■ Given instruction: Lift out each line of the data that holds "true".

----

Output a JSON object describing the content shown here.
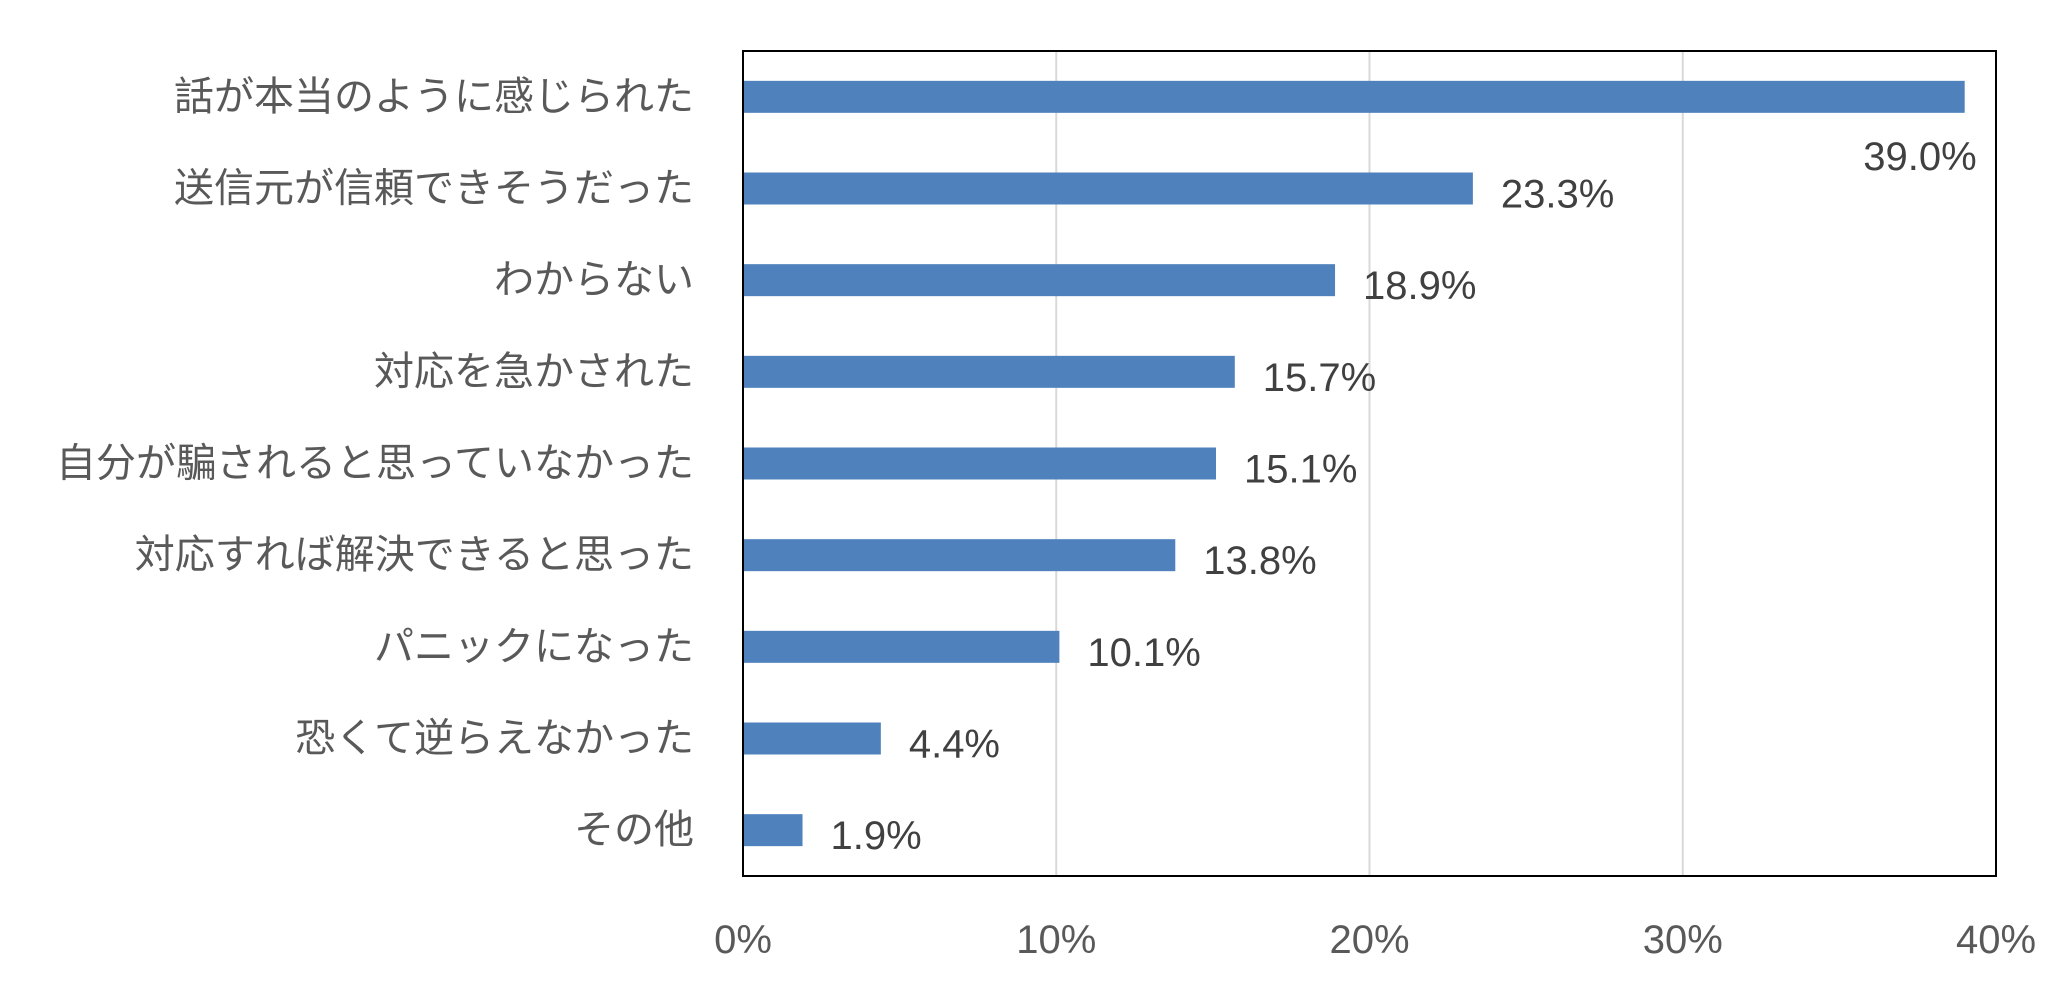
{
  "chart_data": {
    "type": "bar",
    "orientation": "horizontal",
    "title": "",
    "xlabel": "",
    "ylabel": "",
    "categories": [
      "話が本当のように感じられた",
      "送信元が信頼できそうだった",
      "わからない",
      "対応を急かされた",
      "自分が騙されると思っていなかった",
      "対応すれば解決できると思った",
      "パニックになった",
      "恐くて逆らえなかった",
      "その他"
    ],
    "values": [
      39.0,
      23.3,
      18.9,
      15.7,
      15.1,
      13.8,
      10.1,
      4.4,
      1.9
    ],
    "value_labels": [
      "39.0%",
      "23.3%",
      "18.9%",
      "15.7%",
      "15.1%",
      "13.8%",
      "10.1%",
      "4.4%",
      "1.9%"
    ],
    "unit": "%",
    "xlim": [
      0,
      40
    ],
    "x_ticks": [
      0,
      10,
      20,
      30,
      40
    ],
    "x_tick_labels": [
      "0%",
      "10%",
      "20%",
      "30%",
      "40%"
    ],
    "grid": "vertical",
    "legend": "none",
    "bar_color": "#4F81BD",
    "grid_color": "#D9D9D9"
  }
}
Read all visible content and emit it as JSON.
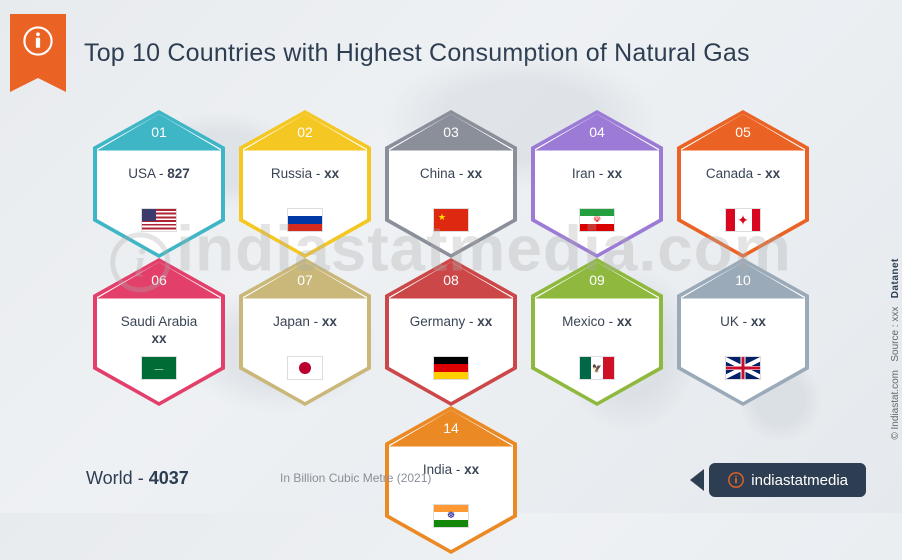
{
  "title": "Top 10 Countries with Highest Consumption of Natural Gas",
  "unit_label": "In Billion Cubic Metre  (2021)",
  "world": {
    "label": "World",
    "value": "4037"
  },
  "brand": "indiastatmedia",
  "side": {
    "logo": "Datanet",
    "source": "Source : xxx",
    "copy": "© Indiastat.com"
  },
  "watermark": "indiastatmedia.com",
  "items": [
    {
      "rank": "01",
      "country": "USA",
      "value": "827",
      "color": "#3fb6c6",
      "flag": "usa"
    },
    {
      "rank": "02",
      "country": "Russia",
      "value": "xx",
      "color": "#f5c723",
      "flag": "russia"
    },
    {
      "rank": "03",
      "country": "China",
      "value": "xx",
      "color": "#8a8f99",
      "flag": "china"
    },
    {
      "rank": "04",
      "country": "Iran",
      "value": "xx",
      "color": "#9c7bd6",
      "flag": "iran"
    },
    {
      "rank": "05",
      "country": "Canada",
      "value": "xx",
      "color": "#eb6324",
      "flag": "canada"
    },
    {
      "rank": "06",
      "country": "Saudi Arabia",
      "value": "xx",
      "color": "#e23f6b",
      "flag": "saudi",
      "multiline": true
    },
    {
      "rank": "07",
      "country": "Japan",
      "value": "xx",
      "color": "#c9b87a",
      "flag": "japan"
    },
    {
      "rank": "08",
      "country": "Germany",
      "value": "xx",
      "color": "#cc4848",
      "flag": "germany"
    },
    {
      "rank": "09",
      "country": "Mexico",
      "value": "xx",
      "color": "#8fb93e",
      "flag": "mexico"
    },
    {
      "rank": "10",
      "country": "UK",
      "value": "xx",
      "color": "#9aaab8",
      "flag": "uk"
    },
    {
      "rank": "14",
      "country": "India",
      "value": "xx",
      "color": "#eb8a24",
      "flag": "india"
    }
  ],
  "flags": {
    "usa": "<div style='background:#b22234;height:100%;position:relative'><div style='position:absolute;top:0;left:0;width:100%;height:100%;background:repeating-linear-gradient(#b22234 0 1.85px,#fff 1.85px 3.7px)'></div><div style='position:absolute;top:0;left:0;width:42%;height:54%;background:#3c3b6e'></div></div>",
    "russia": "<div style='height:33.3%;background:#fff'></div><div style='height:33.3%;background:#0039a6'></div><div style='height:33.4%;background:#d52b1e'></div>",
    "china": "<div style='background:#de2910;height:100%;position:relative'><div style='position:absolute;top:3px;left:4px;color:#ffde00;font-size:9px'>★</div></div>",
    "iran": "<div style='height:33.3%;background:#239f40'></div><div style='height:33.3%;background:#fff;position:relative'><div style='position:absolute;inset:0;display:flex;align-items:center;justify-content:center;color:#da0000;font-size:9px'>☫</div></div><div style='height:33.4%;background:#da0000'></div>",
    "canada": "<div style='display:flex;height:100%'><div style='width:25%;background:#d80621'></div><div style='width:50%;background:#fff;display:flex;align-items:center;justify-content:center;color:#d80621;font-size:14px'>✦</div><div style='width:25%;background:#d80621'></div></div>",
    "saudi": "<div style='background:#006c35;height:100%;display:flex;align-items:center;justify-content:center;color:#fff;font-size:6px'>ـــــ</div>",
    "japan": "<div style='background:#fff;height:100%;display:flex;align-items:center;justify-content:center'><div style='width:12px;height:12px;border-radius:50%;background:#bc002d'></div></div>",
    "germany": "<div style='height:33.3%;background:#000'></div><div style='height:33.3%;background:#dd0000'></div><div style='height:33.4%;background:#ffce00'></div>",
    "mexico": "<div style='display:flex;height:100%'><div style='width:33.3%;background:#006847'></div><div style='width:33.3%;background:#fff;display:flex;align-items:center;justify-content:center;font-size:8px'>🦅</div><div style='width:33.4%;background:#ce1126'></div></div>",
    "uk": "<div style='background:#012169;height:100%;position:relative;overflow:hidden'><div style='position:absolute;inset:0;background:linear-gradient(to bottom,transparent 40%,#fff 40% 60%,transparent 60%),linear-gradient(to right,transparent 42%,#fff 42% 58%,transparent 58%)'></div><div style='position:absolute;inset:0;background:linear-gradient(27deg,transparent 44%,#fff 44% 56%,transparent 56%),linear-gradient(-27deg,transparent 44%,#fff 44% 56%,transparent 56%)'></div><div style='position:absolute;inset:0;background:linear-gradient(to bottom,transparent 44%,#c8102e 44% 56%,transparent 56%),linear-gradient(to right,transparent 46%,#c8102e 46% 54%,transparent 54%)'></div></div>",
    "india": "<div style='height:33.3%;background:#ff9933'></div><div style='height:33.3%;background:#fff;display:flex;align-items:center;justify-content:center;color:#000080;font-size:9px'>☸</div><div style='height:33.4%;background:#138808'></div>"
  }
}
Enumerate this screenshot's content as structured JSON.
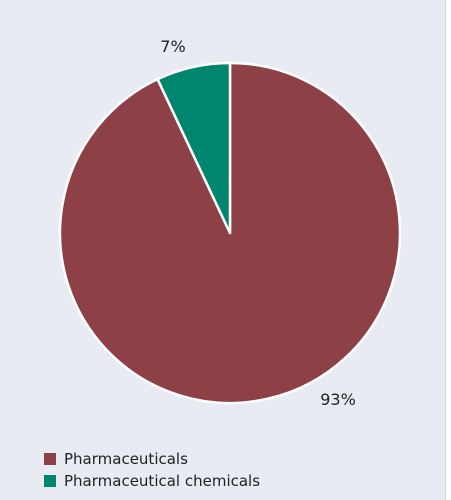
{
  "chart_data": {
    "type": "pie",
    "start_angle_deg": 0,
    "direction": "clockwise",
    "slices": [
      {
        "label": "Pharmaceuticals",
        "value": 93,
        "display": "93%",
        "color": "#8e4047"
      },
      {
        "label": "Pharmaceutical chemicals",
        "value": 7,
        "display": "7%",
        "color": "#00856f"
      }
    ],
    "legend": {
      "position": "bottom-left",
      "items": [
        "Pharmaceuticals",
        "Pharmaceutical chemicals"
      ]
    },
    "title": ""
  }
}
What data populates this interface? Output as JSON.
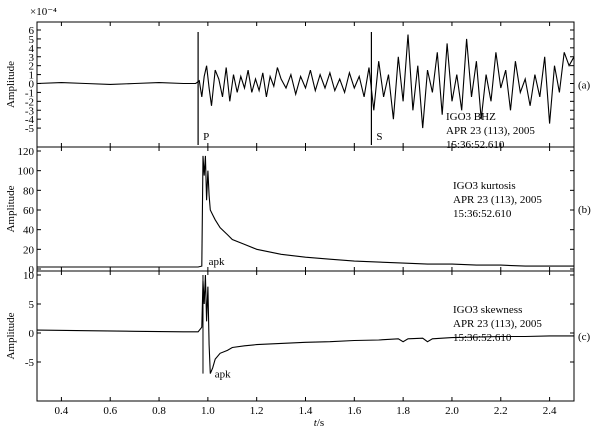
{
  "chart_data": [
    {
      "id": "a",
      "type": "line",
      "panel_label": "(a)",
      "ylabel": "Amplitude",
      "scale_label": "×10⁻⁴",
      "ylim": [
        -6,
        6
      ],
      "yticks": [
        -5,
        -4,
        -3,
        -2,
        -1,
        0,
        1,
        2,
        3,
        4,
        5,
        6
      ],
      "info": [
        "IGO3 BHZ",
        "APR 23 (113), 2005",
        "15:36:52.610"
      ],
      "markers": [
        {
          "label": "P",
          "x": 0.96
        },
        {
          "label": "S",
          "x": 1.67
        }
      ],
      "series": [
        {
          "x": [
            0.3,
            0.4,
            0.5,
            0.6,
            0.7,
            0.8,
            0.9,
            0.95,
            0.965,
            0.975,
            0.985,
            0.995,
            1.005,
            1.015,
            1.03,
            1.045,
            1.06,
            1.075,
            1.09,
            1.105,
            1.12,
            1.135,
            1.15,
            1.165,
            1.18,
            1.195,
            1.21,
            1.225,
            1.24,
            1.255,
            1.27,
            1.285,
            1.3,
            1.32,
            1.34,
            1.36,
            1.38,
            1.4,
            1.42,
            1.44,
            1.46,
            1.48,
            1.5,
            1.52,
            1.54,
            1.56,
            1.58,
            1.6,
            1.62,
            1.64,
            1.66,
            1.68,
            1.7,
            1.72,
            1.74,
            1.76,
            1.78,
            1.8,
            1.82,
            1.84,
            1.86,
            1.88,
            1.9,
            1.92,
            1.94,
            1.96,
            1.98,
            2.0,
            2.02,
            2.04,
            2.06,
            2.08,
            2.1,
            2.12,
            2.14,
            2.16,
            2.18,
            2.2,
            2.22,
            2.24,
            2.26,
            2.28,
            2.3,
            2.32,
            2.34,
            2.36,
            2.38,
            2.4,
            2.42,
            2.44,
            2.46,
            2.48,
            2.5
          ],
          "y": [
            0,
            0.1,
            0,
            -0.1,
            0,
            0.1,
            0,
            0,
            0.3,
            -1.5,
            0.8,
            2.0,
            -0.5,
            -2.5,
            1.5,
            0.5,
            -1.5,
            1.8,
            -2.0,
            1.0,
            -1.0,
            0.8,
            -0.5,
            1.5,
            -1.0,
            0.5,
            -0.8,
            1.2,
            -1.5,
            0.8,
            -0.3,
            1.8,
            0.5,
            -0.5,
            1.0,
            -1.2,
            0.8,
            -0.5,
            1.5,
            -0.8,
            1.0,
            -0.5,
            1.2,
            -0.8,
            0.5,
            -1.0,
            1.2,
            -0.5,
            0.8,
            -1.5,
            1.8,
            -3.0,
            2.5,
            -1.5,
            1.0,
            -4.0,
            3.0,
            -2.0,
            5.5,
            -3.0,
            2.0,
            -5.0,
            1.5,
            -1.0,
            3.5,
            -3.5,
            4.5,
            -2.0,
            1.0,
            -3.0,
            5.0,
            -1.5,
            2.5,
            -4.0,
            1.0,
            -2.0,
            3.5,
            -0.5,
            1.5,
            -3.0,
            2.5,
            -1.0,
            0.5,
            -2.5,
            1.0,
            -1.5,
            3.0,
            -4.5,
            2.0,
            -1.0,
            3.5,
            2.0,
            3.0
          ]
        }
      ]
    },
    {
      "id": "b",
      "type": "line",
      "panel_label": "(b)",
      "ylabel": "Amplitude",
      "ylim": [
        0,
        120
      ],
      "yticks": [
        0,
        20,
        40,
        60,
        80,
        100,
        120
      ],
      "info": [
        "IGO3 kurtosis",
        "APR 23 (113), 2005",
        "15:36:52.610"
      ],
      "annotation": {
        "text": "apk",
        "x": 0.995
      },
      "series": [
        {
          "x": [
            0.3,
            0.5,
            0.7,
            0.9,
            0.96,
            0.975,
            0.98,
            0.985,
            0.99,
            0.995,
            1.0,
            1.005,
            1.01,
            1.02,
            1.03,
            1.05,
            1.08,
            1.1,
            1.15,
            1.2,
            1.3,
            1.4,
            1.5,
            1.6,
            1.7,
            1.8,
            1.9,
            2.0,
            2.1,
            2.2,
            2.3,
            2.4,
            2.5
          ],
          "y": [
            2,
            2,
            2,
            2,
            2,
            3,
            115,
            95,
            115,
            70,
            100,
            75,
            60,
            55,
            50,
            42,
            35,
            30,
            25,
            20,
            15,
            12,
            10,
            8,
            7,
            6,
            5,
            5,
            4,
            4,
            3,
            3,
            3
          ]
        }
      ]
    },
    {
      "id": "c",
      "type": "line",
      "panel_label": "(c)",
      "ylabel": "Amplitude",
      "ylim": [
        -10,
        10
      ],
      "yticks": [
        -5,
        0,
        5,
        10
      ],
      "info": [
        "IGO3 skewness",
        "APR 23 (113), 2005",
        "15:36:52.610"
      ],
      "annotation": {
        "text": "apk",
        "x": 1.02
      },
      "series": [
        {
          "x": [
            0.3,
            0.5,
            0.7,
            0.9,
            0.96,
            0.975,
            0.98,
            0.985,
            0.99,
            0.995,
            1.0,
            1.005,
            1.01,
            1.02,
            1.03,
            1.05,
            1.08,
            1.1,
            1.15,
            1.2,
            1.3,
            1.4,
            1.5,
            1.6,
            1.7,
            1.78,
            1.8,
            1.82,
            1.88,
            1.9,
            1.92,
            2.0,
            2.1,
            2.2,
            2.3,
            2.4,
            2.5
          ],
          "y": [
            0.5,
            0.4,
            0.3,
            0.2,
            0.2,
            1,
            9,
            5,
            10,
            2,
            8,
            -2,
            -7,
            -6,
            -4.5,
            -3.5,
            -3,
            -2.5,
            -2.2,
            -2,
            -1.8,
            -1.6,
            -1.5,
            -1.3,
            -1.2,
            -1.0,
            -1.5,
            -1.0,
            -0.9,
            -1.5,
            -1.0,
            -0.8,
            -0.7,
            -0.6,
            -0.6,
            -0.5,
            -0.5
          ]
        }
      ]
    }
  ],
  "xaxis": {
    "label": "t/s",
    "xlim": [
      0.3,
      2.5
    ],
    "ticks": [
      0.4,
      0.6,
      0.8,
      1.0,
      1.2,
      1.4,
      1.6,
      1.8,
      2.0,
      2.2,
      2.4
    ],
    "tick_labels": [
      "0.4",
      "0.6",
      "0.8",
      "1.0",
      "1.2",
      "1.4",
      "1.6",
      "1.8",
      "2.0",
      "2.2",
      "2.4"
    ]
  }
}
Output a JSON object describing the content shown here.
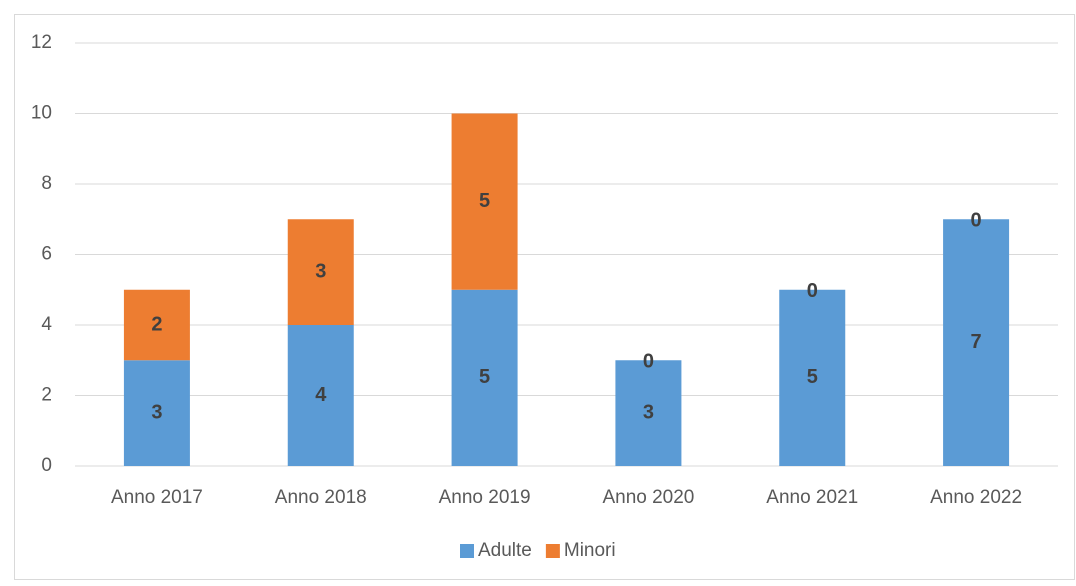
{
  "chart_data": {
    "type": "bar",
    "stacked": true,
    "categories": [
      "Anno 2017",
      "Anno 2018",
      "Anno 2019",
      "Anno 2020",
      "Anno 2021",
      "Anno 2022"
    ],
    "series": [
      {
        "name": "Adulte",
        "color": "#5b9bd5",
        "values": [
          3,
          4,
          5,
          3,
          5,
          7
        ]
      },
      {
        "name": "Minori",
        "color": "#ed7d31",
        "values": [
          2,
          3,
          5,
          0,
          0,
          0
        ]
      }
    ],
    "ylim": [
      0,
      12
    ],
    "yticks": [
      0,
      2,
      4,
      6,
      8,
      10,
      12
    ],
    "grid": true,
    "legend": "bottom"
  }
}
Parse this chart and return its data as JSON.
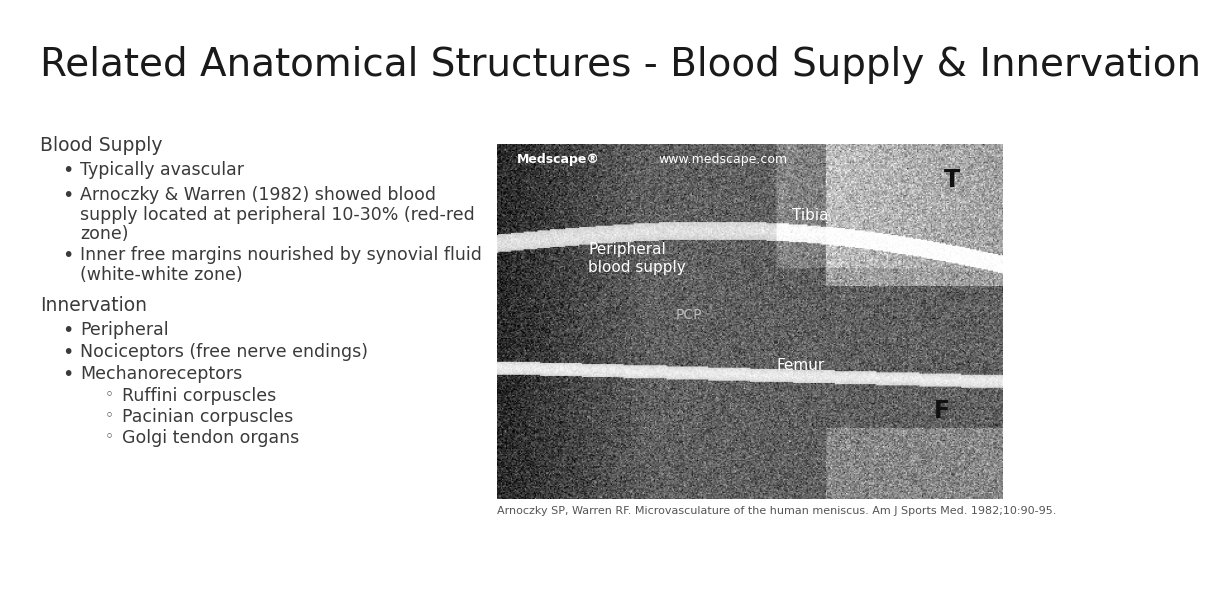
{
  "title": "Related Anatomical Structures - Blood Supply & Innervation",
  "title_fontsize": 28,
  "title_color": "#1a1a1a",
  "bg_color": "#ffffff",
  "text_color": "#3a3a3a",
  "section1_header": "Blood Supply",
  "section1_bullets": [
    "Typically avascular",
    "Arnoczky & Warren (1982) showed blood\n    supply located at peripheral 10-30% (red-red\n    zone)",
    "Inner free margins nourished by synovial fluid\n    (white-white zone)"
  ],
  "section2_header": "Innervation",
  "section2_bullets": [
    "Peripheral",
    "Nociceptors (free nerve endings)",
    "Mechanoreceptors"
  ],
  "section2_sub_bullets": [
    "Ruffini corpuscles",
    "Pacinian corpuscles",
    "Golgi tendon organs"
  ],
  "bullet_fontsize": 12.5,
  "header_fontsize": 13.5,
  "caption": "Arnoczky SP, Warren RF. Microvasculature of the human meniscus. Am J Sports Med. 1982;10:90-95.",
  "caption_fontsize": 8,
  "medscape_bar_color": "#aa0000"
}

----

■ Result for this task:
      "multiline": true
    "stacked": true,
    "grid": true,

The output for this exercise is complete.